* **WHAT THIS TASK INVOLVES**: Your answer should be a single number: the count of lines that include "Closing".

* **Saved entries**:
==*==
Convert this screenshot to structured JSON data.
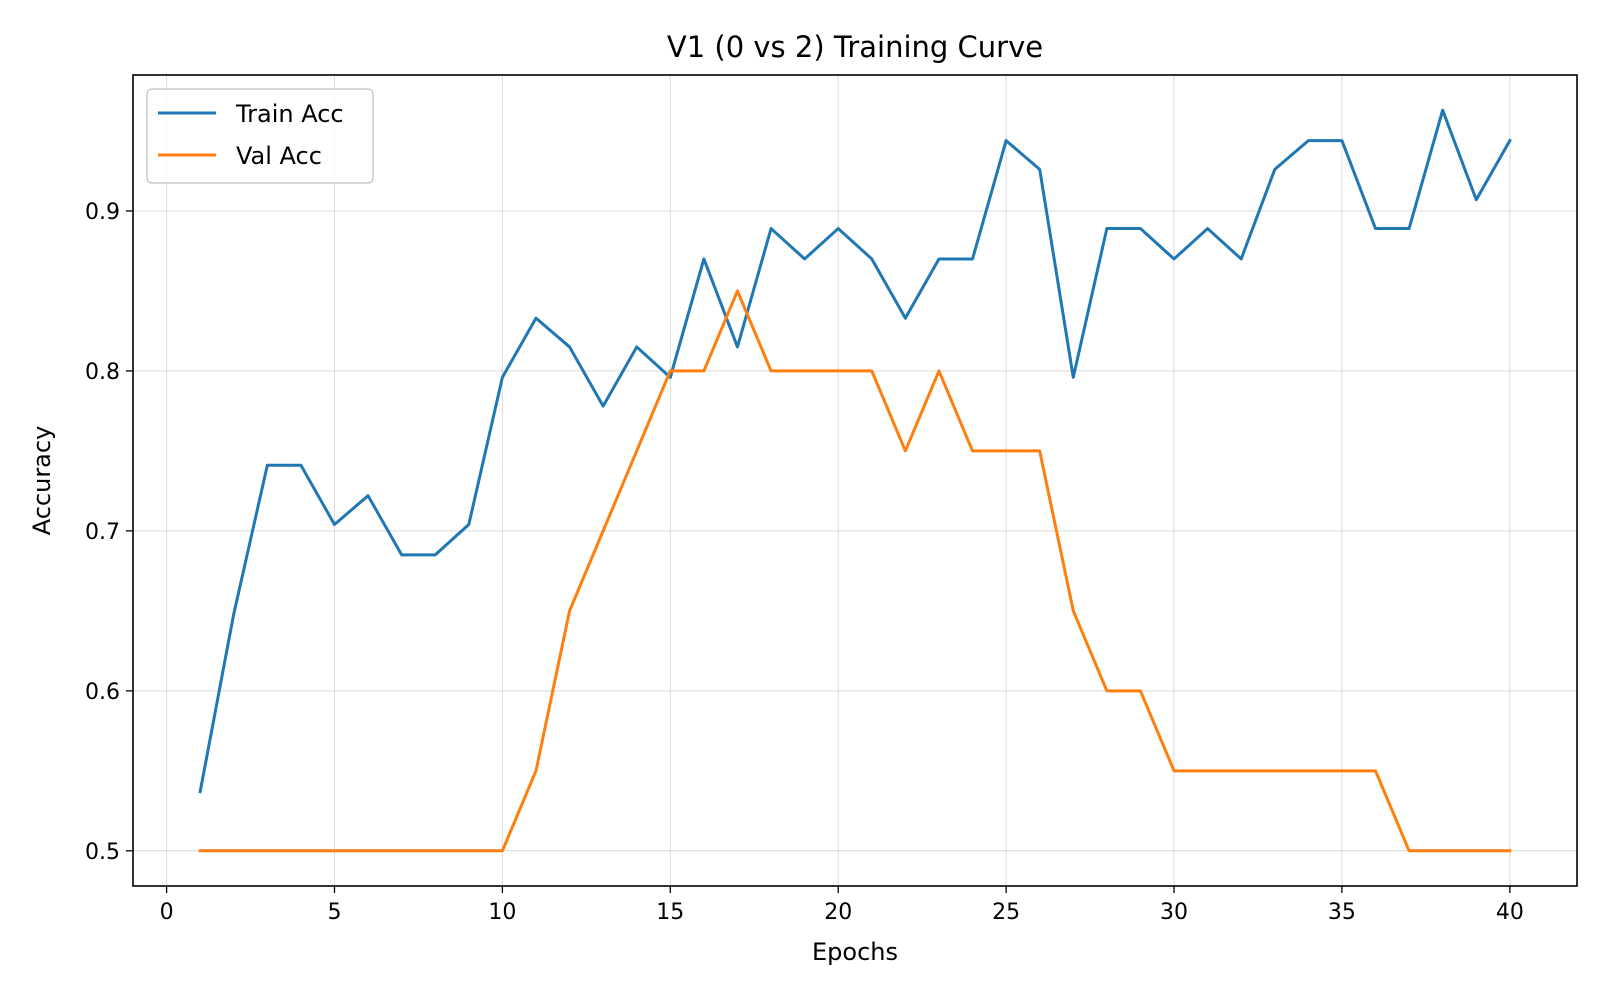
{
  "chart_data": {
    "type": "line",
    "title": "V1 (0 vs 2) Training Curve",
    "xlabel": "Epochs",
    "ylabel": "Accuracy",
    "xlim": [
      -1.0,
      42.0
    ],
    "ylim": [
      0.478,
      0.985
    ],
    "xticks": [
      0,
      5,
      10,
      15,
      20,
      25,
      30,
      35,
      40
    ],
    "yticks": [
      0.5,
      0.6,
      0.7,
      0.8,
      0.9
    ],
    "grid": true,
    "legend_position": "top-left",
    "x": [
      1,
      2,
      3,
      4,
      5,
      6,
      7,
      8,
      9,
      10,
      11,
      12,
      13,
      14,
      15,
      16,
      17,
      18,
      19,
      20,
      21,
      22,
      23,
      24,
      25,
      26,
      27,
      28,
      29,
      30,
      31,
      32,
      33,
      34,
      35,
      36,
      37,
      38,
      39,
      40
    ],
    "series": [
      {
        "name": "Train Acc",
        "color": "#1f77b4",
        "values": [
          0.537,
          0.648,
          0.741,
          0.741,
          0.704,
          0.722,
          0.685,
          0.685,
          0.704,
          0.796,
          0.833,
          0.815,
          0.778,
          0.815,
          0.796,
          0.87,
          0.815,
          0.889,
          0.87,
          0.889,
          0.87,
          0.833,
          0.87,
          0.87,
          0.944,
          0.926,
          0.796,
          0.889,
          0.889,
          0.87,
          0.889,
          0.87,
          0.926,
          0.944,
          0.944,
          0.889,
          0.889,
          0.963,
          0.907,
          0.944
        ]
      },
      {
        "name": "Val Acc",
        "color": "#ff7f0e",
        "values": [
          0.5,
          0.5,
          0.5,
          0.5,
          0.5,
          0.5,
          0.5,
          0.5,
          0.5,
          0.5,
          0.55,
          0.65,
          0.7,
          0.75,
          0.8,
          0.8,
          0.85,
          0.8,
          0.8,
          0.8,
          0.8,
          0.75,
          0.8,
          0.75,
          0.75,
          0.75,
          0.65,
          0.6,
          0.6,
          0.55,
          0.55,
          0.55,
          0.55,
          0.55,
          0.55,
          0.55,
          0.5,
          0.5,
          0.5,
          0.5
        ]
      }
    ]
  }
}
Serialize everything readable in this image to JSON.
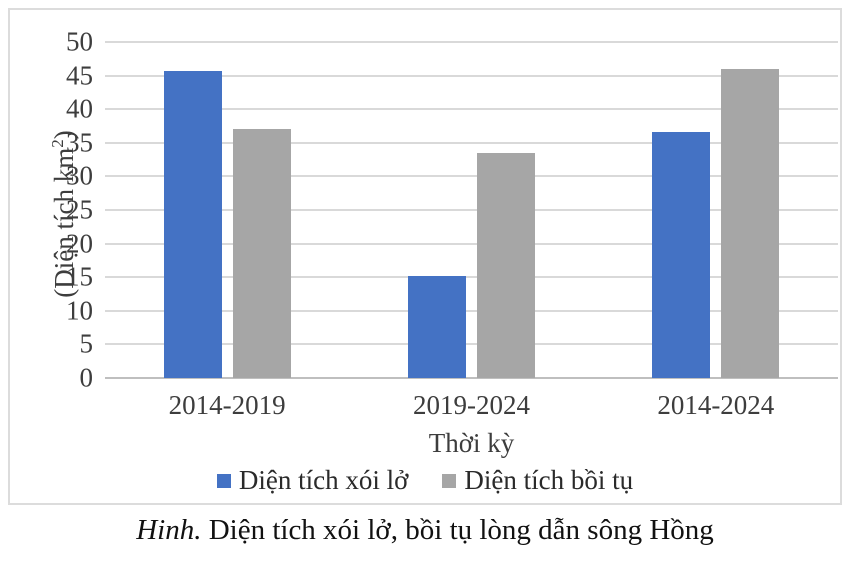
{
  "figure": {
    "caption_label": "Hinh.",
    "caption_text": "Diện tích xói lở, bồi tụ lòng dẫn sông Hồng"
  },
  "axes": {
    "y_title_prefix": "(Diện tích km",
    "y_title_sup": "2",
    "y_title_suffix": ")",
    "x_title": "Thời kỳ"
  },
  "colors": {
    "erosion_blue": "#4472C4",
    "accretion_gray": "#A6A6A6",
    "gridline": "#D9D9D9",
    "axis_line": "#BFBFBF",
    "border": "#DCDCDC",
    "axis_text": "#3D3D3D"
  },
  "chart_data": {
    "type": "bar",
    "title": "",
    "categories": [
      "2014-2019",
      "2019-2024",
      "2014-2024"
    ],
    "series": [
      {
        "name": "Diện tích xói lở",
        "color": "#4472C4",
        "values": [
          45.7,
          15.2,
          36.6
        ]
      },
      {
        "name": "Diện tích bồi tụ",
        "color": "#A6A6A6",
        "values": [
          37.1,
          33.5,
          46.0
        ]
      }
    ],
    "xlabel": "Thời kỳ",
    "ylabel": "(Diện tích km2)",
    "ylim": [
      0,
      50
    ],
    "ytick_step": 5,
    "yticks": [
      0,
      5,
      10,
      15,
      20,
      25,
      30,
      35,
      40,
      45,
      50
    ],
    "grid": true,
    "legend_position": "bottom"
  }
}
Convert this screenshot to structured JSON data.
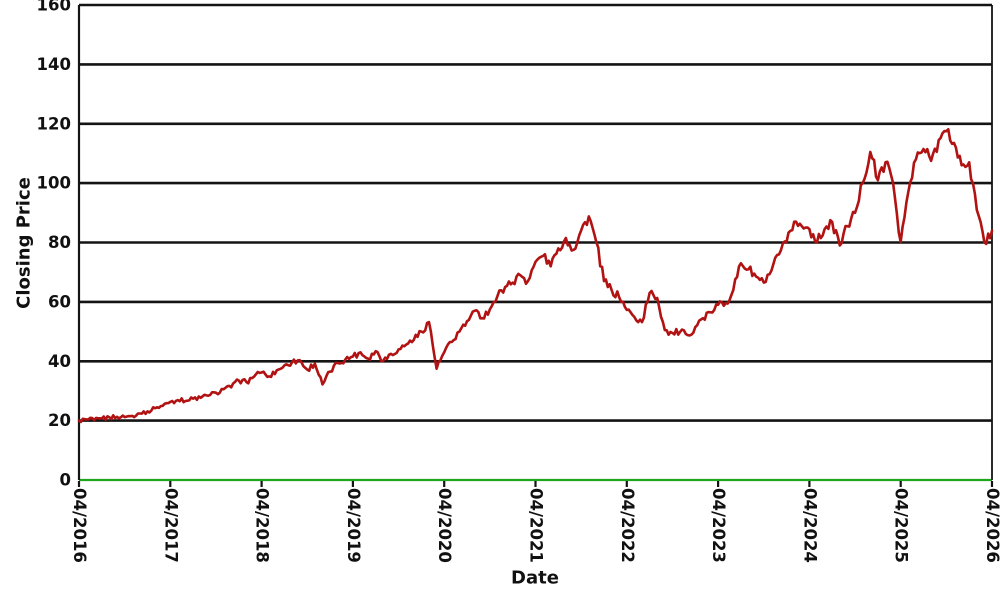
{
  "chart_data": {
    "type": "line",
    "title": "",
    "xlabel": "Date",
    "ylabel": "Closing Price",
    "x_tick_labels": [
      "04/2016",
      "04/2017",
      "04/2018",
      "04/2019",
      "04/2020",
      "04/2021",
      "04/2022",
      "04/2023",
      "04/2024",
      "04/2025",
      "04/2026"
    ],
    "y_ticks": [
      0,
      20,
      40,
      60,
      80,
      100,
      120,
      140,
      160
    ],
    "ylim": [
      0,
      160
    ],
    "grid": "horizontal-on",
    "legend": "none",
    "colors": {
      "line": "#B11212",
      "grid": "#141414",
      "axis": "#141414",
      "zero_line": "#1FA51F",
      "text": "#111111",
      "background": "#FFFFFF"
    },
    "series": [
      {
        "name": "Closing Price",
        "start": "2016-04",
        "interval": "monthly",
        "values": [
          20.0,
          20.4,
          20.2,
          20.7,
          21.1,
          21.3,
          21.2,
          21.6,
          22.4,
          23.1,
          24.2,
          25.0,
          26.3,
          26.9,
          26.6,
          27.4,
          27.7,
          28.4,
          29.4,
          30.6,
          31.2,
          33.5,
          33.0,
          34.8,
          36.2,
          34.9,
          37.0,
          38.6,
          39.6,
          40.4,
          37.2,
          39.2,
          32.2,
          36.5,
          39.4,
          40.6,
          41.6,
          43.0,
          40.9,
          43.4,
          40.2,
          42.5,
          44.0,
          45.6,
          47.2,
          50.0,
          53.2,
          37.5,
          43.0,
          46.5,
          50.0,
          53.5,
          57.0,
          54.5,
          57.5,
          62.0,
          65.0,
          66.5,
          69.0,
          67.0,
          73.5,
          75.5,
          72.0,
          78.0,
          81.5,
          77.5,
          84.0,
          88.8,
          80.0,
          67.0,
          64.0,
          61.5,
          57.3,
          54.9,
          53.2,
          63.0,
          61.3,
          50.5,
          49.5,
          49.9,
          48.8,
          51.5,
          54.5,
          56.5,
          59.0,
          59.6,
          64.0,
          73.0,
          71.0,
          68.5,
          66.5,
          70.5,
          76.0,
          80.2,
          87.0,
          85.5,
          84.5,
          80.0,
          84.5,
          86.9,
          79.0,
          85.5,
          90.0,
          100.0,
          110.5,
          101.0,
          107.0,
          100.0,
          80.2,
          97.0,
          108.0,
          111.5,
          107.5,
          114.5,
          117.5,
          113.5,
          106.0,
          107.0,
          91.0,
          80.0,
          84.0
        ]
      }
    ],
    "render_hints": {
      "subdivisions": 4,
      "jitter_base": 0.3,
      "jitter_scale": 0.018,
      "line_width": 2.6,
      "grid_width": 2.6,
      "zero_line_width": 2.2,
      "tick_font_size": 16.5
    }
  }
}
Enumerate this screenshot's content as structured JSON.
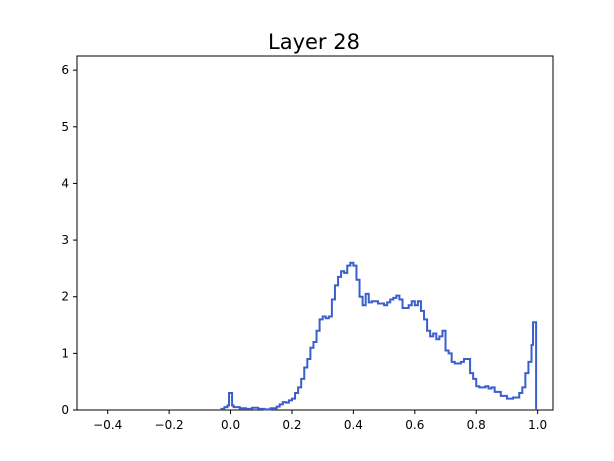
{
  "chart_data": {
    "type": "line",
    "title": "Layer 28",
    "xlabel": "",
    "ylabel": "",
    "xlim": [
      -0.5,
      1.05
    ],
    "ylim": [
      0,
      6.25
    ],
    "xticks": [
      -0.4,
      -0.2,
      0.0,
      0.2,
      0.4,
      0.6,
      0.8,
      1.0
    ],
    "xtick_labels": [
      "−0.4",
      "−0.2",
      "0.0",
      "0.2",
      "0.4",
      "0.6",
      "0.8",
      "1.0"
    ],
    "yticks": [
      0,
      1,
      2,
      3,
      4,
      5,
      6
    ],
    "ytick_labels": [
      "0",
      "1",
      "2",
      "3",
      "4",
      "5",
      "6"
    ],
    "grid": false,
    "legend": "none",
    "series": [
      {
        "color": "#3a5fcd",
        "style": "step",
        "points": [
          [
            -0.03,
            0.0
          ],
          [
            -0.03,
            0.02
          ],
          [
            -0.02,
            0.02
          ],
          [
            -0.02,
            0.05
          ],
          [
            -0.01,
            0.05
          ],
          [
            -0.01,
            0.08
          ],
          [
            -0.005,
            0.08
          ],
          [
            -0.005,
            0.3
          ],
          [
            0.005,
            0.3
          ],
          [
            0.005,
            0.08
          ],
          [
            0.01,
            0.08
          ],
          [
            0.01,
            0.05
          ],
          [
            0.03,
            0.05
          ],
          [
            0.03,
            0.03
          ],
          [
            0.05,
            0.03
          ],
          [
            0.05,
            0.02
          ],
          [
            0.07,
            0.02
          ],
          [
            0.07,
            0.04
          ],
          [
            0.09,
            0.04
          ],
          [
            0.09,
            0.02
          ],
          [
            0.11,
            0.02
          ],
          [
            0.11,
            0.01
          ],
          [
            0.13,
            0.01
          ],
          [
            0.13,
            0.03
          ],
          [
            0.15,
            0.03
          ],
          [
            0.15,
            0.06
          ],
          [
            0.16,
            0.06
          ],
          [
            0.16,
            0.1
          ],
          [
            0.17,
            0.1
          ],
          [
            0.17,
            0.14
          ],
          [
            0.18,
            0.14
          ],
          [
            0.18,
            0.13
          ],
          [
            0.19,
            0.13
          ],
          [
            0.19,
            0.17
          ],
          [
            0.2,
            0.17
          ],
          [
            0.2,
            0.2
          ],
          [
            0.21,
            0.2
          ],
          [
            0.21,
            0.3
          ],
          [
            0.22,
            0.3
          ],
          [
            0.22,
            0.4
          ],
          [
            0.23,
            0.4
          ],
          [
            0.23,
            0.55
          ],
          [
            0.24,
            0.55
          ],
          [
            0.24,
            0.75
          ],
          [
            0.25,
            0.75
          ],
          [
            0.25,
            0.9
          ],
          [
            0.26,
            0.9
          ],
          [
            0.26,
            1.1
          ],
          [
            0.27,
            1.1
          ],
          [
            0.27,
            1.2
          ],
          [
            0.28,
            1.2
          ],
          [
            0.28,
            1.4
          ],
          [
            0.29,
            1.4
          ],
          [
            0.29,
            1.6
          ],
          [
            0.3,
            1.6
          ],
          [
            0.3,
            1.65
          ],
          [
            0.31,
            1.65
          ],
          [
            0.31,
            1.62
          ],
          [
            0.32,
            1.62
          ],
          [
            0.32,
            1.65
          ],
          [
            0.33,
            1.65
          ],
          [
            0.33,
            1.95
          ],
          [
            0.34,
            1.95
          ],
          [
            0.34,
            2.2
          ],
          [
            0.35,
            2.2
          ],
          [
            0.35,
            2.35
          ],
          [
            0.36,
            2.35
          ],
          [
            0.36,
            2.45
          ],
          [
            0.37,
            2.45
          ],
          [
            0.37,
            2.42
          ],
          [
            0.38,
            2.42
          ],
          [
            0.38,
            2.55
          ],
          [
            0.39,
            2.55
          ],
          [
            0.39,
            2.6
          ],
          [
            0.4,
            2.6
          ],
          [
            0.4,
            2.55
          ],
          [
            0.41,
            2.55
          ],
          [
            0.41,
            2.3
          ],
          [
            0.42,
            2.3
          ],
          [
            0.42,
            2.0
          ],
          [
            0.43,
            2.0
          ],
          [
            0.43,
            1.85
          ],
          [
            0.44,
            1.85
          ],
          [
            0.44,
            2.05
          ],
          [
            0.45,
            2.05
          ],
          [
            0.45,
            1.9
          ],
          [
            0.46,
            1.9
          ],
          [
            0.46,
            1.92
          ],
          [
            0.48,
            1.92
          ],
          [
            0.48,
            1.88
          ],
          [
            0.5,
            1.88
          ],
          [
            0.5,
            1.85
          ],
          [
            0.51,
            1.85
          ],
          [
            0.51,
            1.9
          ],
          [
            0.52,
            1.9
          ],
          [
            0.52,
            1.95
          ],
          [
            0.53,
            1.95
          ],
          [
            0.53,
            1.98
          ],
          [
            0.54,
            1.98
          ],
          [
            0.54,
            2.02
          ],
          [
            0.55,
            2.02
          ],
          [
            0.55,
            1.95
          ],
          [
            0.56,
            1.95
          ],
          [
            0.56,
            1.8
          ],
          [
            0.58,
            1.8
          ],
          [
            0.58,
            1.85
          ],
          [
            0.59,
            1.85
          ],
          [
            0.59,
            1.92
          ],
          [
            0.6,
            1.92
          ],
          [
            0.6,
            1.85
          ],
          [
            0.61,
            1.85
          ],
          [
            0.61,
            1.92
          ],
          [
            0.62,
            1.92
          ],
          [
            0.62,
            1.75
          ],
          [
            0.63,
            1.75
          ],
          [
            0.63,
            1.6
          ],
          [
            0.64,
            1.6
          ],
          [
            0.64,
            1.4
          ],
          [
            0.65,
            1.4
          ],
          [
            0.65,
            1.3
          ],
          [
            0.66,
            1.3
          ],
          [
            0.66,
            1.35
          ],
          [
            0.67,
            1.35
          ],
          [
            0.67,
            1.25
          ],
          [
            0.68,
            1.25
          ],
          [
            0.68,
            1.3
          ],
          [
            0.69,
            1.3
          ],
          [
            0.69,
            1.4
          ],
          [
            0.7,
            1.4
          ],
          [
            0.7,
            1.05
          ],
          [
            0.71,
            1.05
          ],
          [
            0.71,
            1.0
          ],
          [
            0.72,
            1.0
          ],
          [
            0.72,
            0.85
          ],
          [
            0.73,
            0.85
          ],
          [
            0.73,
            0.82
          ],
          [
            0.75,
            0.82
          ],
          [
            0.75,
            0.85
          ],
          [
            0.76,
            0.85
          ],
          [
            0.76,
            0.9
          ],
          [
            0.78,
            0.9
          ],
          [
            0.78,
            0.65
          ],
          [
            0.79,
            0.65
          ],
          [
            0.79,
            0.55
          ],
          [
            0.8,
            0.55
          ],
          [
            0.8,
            0.42
          ],
          [
            0.81,
            0.42
          ],
          [
            0.81,
            0.4
          ],
          [
            0.83,
            0.4
          ],
          [
            0.83,
            0.42
          ],
          [
            0.84,
            0.42
          ],
          [
            0.84,
            0.38
          ],
          [
            0.85,
            0.38
          ],
          [
            0.85,
            0.4
          ],
          [
            0.86,
            0.4
          ],
          [
            0.86,
            0.32
          ],
          [
            0.88,
            0.32
          ],
          [
            0.88,
            0.25
          ],
          [
            0.9,
            0.25
          ],
          [
            0.9,
            0.2
          ],
          [
            0.92,
            0.2
          ],
          [
            0.92,
            0.22
          ],
          [
            0.94,
            0.22
          ],
          [
            0.94,
            0.3
          ],
          [
            0.95,
            0.3
          ],
          [
            0.95,
            0.4
          ],
          [
            0.96,
            0.4
          ],
          [
            0.96,
            0.65
          ],
          [
            0.97,
            0.65
          ],
          [
            0.97,
            0.85
          ],
          [
            0.98,
            0.85
          ],
          [
            0.98,
            1.15
          ],
          [
            0.985,
            1.15
          ],
          [
            0.985,
            1.55
          ],
          [
            0.995,
            1.55
          ],
          [
            0.995,
            0.0
          ]
        ]
      }
    ]
  }
}
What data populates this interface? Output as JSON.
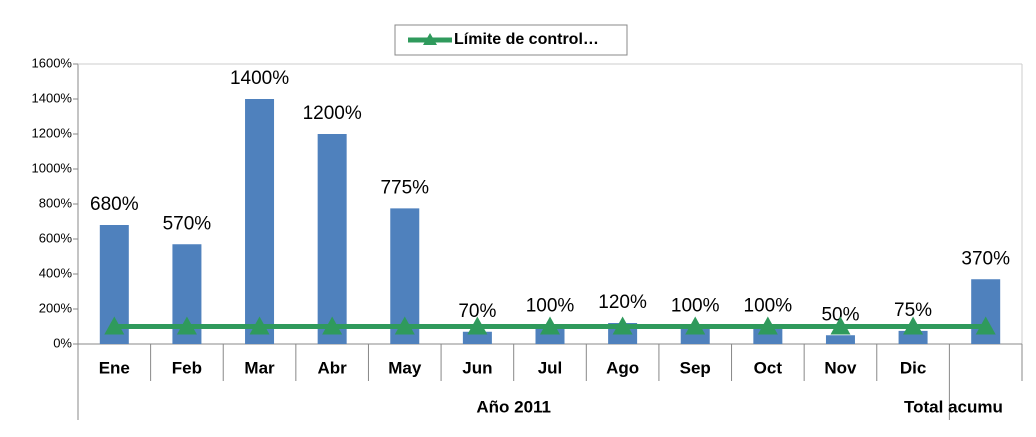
==*==
* **EXPECTED ANSWER**: 2